[Stored entries]
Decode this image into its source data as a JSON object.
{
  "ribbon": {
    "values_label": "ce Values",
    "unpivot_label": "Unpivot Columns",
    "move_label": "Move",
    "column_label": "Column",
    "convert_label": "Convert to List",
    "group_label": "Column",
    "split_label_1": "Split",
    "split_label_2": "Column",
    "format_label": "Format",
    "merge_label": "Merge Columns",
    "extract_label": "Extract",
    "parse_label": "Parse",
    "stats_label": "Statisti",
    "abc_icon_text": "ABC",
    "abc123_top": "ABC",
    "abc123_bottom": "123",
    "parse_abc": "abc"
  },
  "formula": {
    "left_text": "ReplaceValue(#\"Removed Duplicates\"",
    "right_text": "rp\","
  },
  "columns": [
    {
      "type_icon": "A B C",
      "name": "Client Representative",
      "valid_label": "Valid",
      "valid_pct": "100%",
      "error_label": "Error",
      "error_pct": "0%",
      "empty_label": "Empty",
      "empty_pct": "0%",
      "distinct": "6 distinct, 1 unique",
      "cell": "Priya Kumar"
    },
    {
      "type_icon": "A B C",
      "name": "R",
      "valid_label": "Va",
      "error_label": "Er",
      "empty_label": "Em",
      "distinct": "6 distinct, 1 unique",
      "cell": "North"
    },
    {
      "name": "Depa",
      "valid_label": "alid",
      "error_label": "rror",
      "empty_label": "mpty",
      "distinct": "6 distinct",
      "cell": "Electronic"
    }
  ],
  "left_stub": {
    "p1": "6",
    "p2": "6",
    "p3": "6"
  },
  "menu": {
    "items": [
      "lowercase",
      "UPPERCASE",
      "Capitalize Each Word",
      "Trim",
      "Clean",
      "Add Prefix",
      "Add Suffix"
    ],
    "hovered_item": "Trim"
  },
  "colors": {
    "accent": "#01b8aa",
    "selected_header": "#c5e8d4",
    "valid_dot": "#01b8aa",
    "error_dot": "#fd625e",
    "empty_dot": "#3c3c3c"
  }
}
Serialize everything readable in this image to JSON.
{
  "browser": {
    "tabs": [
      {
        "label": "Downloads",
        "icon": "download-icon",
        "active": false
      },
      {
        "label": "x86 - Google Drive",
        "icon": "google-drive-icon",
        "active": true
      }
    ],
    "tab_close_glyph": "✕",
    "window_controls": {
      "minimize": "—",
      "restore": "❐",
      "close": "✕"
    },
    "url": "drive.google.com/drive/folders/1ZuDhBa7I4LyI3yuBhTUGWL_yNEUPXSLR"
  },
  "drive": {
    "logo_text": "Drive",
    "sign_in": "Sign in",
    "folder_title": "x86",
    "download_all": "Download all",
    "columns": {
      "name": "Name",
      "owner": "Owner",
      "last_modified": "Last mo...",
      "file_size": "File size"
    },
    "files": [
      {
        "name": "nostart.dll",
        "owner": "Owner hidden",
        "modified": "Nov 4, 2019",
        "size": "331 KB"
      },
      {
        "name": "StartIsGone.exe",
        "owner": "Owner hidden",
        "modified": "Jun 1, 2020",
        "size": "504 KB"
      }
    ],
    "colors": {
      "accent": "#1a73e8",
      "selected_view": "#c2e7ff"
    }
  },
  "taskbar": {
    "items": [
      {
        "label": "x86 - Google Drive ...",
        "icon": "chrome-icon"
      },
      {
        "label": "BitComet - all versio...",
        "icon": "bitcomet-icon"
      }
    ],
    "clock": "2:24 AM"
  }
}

**Required task**
Write the number of lines containing the word "name" and nothing besides it.

**Correct result**
6